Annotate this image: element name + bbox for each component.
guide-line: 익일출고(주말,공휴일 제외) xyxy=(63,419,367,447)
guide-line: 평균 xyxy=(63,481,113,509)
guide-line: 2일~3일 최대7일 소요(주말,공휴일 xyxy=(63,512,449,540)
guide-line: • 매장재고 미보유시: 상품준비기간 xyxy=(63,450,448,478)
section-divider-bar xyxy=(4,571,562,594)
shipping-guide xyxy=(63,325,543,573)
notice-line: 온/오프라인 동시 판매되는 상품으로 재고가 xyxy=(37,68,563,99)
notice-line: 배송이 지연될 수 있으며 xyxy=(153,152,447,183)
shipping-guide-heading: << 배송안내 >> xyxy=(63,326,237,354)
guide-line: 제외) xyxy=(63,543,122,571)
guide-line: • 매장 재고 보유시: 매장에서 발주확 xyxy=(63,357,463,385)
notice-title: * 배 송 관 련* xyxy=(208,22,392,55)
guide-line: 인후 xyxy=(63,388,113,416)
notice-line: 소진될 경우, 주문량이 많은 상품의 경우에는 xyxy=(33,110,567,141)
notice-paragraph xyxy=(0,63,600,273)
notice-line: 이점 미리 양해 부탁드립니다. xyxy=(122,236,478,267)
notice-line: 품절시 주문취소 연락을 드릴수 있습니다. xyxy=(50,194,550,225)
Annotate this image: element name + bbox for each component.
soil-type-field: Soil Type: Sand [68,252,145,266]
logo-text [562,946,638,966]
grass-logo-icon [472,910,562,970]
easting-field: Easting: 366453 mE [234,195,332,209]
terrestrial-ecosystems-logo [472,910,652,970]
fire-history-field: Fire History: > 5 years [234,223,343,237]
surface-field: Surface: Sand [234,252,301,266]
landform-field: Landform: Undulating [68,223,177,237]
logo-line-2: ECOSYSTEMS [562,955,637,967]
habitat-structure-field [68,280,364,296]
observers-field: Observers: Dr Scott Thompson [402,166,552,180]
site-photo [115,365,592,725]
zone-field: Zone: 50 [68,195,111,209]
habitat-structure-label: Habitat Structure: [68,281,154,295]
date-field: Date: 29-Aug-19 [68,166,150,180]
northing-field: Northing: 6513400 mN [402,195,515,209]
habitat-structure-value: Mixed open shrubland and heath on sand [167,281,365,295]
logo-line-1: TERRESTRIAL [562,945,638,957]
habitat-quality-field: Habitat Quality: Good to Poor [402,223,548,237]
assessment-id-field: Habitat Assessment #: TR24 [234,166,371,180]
————
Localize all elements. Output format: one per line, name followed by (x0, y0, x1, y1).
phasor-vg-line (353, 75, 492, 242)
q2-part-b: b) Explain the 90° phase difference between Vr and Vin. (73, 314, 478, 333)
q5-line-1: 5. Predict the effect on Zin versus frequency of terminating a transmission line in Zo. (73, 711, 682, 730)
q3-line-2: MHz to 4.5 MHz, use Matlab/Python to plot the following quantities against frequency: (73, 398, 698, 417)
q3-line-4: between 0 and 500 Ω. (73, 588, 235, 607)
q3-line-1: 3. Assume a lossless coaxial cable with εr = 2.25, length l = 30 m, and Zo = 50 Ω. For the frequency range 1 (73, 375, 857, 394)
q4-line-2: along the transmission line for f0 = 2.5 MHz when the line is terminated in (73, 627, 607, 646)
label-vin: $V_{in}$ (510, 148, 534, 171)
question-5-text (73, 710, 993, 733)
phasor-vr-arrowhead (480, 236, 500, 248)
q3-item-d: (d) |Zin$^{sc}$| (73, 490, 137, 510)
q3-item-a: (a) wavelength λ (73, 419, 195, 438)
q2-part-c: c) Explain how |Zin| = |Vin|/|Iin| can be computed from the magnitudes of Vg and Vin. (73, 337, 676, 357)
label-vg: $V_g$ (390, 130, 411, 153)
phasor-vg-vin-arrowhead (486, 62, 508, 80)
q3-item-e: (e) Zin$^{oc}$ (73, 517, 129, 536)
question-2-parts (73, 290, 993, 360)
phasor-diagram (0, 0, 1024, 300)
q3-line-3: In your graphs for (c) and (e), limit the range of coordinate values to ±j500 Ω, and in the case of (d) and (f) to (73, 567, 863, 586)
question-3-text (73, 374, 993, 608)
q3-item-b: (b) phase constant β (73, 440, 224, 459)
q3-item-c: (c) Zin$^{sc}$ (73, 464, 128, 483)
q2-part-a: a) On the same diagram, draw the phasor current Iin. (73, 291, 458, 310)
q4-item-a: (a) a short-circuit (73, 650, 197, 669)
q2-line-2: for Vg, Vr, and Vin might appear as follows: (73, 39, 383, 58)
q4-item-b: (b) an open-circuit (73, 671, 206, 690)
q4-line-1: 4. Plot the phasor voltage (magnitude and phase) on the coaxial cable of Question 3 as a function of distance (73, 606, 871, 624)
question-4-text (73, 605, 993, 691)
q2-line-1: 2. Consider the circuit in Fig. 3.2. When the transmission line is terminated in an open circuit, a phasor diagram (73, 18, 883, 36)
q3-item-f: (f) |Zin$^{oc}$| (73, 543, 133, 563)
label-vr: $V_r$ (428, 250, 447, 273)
————
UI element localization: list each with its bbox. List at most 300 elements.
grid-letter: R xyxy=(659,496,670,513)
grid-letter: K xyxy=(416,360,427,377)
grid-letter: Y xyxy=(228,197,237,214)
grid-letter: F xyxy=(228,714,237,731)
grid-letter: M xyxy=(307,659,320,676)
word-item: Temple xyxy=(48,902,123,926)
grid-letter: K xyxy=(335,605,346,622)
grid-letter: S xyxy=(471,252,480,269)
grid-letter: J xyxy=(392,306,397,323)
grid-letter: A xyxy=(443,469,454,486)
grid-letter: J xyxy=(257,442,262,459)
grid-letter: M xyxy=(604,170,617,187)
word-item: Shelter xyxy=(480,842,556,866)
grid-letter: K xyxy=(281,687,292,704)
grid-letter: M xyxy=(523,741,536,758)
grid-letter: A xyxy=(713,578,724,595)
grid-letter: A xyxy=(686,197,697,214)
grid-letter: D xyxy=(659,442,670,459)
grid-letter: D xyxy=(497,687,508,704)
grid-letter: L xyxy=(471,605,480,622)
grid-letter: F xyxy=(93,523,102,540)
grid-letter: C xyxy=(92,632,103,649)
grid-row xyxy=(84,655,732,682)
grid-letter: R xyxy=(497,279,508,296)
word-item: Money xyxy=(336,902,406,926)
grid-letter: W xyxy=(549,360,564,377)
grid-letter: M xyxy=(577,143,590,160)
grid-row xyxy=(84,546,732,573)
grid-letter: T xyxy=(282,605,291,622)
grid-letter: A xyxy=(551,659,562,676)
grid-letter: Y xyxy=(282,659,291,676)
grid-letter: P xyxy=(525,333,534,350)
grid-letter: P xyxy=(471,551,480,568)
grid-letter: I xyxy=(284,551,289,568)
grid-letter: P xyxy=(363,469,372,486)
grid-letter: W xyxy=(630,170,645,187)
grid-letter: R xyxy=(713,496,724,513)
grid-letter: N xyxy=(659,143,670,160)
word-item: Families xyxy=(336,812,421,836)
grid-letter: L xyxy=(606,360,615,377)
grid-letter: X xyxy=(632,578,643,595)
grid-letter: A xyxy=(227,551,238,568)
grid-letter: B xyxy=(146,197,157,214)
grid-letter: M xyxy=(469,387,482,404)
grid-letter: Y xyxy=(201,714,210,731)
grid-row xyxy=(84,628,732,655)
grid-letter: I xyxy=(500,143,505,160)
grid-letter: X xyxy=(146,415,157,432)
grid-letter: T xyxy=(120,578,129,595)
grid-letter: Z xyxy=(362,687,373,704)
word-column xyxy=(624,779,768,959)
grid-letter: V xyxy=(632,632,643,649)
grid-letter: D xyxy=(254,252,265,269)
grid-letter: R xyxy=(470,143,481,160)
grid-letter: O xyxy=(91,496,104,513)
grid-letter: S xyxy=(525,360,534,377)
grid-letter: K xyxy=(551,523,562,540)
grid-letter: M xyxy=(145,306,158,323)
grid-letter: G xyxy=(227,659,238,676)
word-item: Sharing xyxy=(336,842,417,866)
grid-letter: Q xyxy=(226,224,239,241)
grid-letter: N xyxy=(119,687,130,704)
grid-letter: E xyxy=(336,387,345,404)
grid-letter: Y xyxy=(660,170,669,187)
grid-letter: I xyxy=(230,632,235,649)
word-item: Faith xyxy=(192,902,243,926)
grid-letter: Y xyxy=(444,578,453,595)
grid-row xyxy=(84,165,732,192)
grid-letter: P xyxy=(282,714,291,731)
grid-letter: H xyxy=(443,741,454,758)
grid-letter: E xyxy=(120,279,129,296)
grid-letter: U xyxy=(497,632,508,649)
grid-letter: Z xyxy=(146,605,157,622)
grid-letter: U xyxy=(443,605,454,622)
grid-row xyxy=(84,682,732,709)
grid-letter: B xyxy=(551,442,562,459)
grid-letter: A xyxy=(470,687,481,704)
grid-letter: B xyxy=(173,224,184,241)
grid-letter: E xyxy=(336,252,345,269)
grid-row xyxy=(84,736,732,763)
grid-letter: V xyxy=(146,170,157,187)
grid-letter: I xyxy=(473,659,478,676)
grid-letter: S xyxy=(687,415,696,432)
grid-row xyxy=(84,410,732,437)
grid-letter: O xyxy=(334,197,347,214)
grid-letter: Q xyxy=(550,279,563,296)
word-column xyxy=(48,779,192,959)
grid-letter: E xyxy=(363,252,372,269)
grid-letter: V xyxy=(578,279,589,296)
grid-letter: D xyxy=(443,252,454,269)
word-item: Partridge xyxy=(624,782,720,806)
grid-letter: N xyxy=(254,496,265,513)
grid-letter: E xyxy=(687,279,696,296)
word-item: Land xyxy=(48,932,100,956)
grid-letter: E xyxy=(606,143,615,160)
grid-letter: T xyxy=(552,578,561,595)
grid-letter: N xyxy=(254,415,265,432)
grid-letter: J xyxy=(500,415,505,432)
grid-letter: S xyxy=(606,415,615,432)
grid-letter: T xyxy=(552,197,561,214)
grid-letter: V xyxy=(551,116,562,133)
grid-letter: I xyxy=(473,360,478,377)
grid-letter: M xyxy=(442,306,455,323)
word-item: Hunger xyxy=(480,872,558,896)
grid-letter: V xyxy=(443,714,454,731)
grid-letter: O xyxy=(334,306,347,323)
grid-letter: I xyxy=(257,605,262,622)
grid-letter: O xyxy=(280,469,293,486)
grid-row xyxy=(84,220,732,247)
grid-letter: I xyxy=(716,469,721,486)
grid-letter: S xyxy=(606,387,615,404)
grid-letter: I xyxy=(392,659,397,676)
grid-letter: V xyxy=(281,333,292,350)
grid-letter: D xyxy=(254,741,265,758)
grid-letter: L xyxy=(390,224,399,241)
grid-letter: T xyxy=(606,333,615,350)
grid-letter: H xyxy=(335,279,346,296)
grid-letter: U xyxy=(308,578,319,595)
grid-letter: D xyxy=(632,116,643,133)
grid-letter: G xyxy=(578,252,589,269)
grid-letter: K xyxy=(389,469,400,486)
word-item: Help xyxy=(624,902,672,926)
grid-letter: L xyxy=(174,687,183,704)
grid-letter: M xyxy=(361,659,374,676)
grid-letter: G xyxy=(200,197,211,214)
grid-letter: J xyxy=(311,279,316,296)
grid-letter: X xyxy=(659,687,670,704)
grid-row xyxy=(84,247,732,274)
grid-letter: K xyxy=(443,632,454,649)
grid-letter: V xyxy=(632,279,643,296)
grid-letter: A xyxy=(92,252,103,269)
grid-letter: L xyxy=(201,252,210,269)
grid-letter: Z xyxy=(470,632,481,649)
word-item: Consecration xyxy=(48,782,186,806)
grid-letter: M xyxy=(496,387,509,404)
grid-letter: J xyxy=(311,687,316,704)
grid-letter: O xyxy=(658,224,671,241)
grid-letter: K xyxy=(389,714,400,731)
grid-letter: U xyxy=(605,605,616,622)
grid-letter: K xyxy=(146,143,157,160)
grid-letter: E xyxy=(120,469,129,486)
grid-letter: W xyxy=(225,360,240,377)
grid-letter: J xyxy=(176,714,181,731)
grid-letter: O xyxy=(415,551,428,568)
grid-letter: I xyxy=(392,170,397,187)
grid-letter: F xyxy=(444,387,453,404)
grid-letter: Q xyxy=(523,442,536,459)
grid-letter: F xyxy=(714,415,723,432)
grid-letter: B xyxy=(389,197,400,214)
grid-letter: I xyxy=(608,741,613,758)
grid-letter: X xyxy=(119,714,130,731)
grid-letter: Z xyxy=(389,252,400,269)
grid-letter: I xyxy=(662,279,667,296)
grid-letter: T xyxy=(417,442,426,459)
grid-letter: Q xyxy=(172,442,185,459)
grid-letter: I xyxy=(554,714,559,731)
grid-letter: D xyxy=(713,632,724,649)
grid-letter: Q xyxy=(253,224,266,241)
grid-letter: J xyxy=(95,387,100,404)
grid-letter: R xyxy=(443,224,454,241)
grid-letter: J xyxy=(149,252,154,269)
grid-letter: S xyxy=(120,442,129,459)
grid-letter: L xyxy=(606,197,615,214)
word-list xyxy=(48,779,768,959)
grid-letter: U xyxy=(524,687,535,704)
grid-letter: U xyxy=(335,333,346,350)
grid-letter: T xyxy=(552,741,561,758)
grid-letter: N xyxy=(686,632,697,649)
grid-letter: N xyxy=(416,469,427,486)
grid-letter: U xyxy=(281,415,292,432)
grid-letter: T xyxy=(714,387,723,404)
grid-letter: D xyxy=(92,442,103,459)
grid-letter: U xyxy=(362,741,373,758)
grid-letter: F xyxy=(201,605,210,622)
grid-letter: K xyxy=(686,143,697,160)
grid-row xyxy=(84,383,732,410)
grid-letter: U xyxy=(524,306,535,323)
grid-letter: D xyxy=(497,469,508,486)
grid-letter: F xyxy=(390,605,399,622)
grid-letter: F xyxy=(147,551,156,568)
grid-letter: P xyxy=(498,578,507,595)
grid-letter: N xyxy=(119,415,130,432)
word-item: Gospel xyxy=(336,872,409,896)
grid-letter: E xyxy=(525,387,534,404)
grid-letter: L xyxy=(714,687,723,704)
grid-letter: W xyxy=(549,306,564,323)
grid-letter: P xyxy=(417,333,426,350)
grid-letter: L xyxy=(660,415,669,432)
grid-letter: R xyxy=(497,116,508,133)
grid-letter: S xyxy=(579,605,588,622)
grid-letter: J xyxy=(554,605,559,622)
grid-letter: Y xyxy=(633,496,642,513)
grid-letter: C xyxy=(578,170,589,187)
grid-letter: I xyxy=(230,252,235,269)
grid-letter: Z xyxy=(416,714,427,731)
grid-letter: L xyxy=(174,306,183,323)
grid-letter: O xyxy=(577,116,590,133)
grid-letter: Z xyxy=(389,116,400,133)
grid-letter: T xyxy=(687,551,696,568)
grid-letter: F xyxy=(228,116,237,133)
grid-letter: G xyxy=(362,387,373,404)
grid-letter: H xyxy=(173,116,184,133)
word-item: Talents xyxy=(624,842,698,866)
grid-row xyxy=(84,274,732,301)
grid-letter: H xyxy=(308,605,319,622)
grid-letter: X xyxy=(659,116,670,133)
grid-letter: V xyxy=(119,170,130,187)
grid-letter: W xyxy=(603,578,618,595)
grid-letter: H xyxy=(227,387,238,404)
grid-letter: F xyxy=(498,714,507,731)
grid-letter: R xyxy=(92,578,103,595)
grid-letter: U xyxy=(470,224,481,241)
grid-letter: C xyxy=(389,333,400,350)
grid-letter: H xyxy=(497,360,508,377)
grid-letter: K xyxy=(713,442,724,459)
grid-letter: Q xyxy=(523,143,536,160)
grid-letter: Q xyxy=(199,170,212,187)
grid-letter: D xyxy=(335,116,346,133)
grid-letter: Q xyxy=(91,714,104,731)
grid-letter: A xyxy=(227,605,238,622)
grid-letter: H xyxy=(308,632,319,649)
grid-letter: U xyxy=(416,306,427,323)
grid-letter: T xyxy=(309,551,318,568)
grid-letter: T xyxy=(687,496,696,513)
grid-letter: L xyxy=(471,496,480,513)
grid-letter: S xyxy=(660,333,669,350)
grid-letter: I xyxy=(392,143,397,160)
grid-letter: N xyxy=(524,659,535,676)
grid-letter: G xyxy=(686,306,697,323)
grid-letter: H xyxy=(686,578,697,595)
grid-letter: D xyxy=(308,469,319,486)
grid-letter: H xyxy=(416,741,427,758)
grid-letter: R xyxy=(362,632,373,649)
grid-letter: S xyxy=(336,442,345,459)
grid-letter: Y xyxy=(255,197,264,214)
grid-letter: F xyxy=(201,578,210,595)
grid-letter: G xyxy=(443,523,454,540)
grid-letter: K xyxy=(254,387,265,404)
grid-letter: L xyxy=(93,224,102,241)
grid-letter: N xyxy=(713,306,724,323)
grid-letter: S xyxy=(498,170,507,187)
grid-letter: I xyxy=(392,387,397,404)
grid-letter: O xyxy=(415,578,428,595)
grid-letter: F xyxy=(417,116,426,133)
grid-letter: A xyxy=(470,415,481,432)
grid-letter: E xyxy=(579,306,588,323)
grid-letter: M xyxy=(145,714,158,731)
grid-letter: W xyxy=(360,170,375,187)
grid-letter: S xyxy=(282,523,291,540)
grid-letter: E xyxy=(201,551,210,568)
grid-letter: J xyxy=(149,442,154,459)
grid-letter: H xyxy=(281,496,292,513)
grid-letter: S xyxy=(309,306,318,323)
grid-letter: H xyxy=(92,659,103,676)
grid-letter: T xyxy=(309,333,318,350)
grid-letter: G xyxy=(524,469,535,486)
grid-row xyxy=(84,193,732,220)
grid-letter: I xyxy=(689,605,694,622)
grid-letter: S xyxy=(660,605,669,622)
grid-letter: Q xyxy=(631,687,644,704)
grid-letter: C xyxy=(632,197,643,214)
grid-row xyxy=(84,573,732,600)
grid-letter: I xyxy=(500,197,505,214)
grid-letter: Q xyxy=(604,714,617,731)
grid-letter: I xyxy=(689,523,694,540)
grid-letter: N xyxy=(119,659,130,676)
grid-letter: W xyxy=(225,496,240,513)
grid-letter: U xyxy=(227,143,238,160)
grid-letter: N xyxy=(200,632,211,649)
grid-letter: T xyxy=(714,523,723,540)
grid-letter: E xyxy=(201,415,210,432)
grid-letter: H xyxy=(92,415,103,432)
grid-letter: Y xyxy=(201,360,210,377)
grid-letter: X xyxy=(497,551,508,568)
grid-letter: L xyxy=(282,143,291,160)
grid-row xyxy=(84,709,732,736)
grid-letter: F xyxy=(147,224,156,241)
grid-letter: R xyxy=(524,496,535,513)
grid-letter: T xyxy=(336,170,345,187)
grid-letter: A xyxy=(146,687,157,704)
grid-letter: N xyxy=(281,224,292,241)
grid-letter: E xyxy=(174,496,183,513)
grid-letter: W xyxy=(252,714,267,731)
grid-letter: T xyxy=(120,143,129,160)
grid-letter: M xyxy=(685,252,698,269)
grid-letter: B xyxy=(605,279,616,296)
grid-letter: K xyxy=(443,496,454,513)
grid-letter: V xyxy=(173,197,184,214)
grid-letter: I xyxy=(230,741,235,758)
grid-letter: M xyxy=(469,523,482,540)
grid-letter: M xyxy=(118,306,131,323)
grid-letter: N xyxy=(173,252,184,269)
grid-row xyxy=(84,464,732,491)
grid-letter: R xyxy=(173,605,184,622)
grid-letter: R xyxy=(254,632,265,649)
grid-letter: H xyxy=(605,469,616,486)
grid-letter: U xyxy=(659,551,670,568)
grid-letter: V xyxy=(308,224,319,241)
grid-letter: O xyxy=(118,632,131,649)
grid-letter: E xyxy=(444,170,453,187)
————
WHAT TO WORK ON:
Please transcribe the rows starting at the line that contains "UI element localization: list" and ending at the line that contains "word-item: Temple xyxy=(48,902,123,926)", including both of those lines.

EXERCISE ANSWER:
UI element localization: list each with its bbox. List at most 300 elements.
grid-letter: R xyxy=(659,496,670,513)
grid-letter: K xyxy=(416,360,427,377)
grid-letter: Y xyxy=(228,197,237,214)
grid-letter: F xyxy=(228,714,237,731)
grid-letter: M xyxy=(307,659,320,676)
word-item: Temple xyxy=(48,902,123,926)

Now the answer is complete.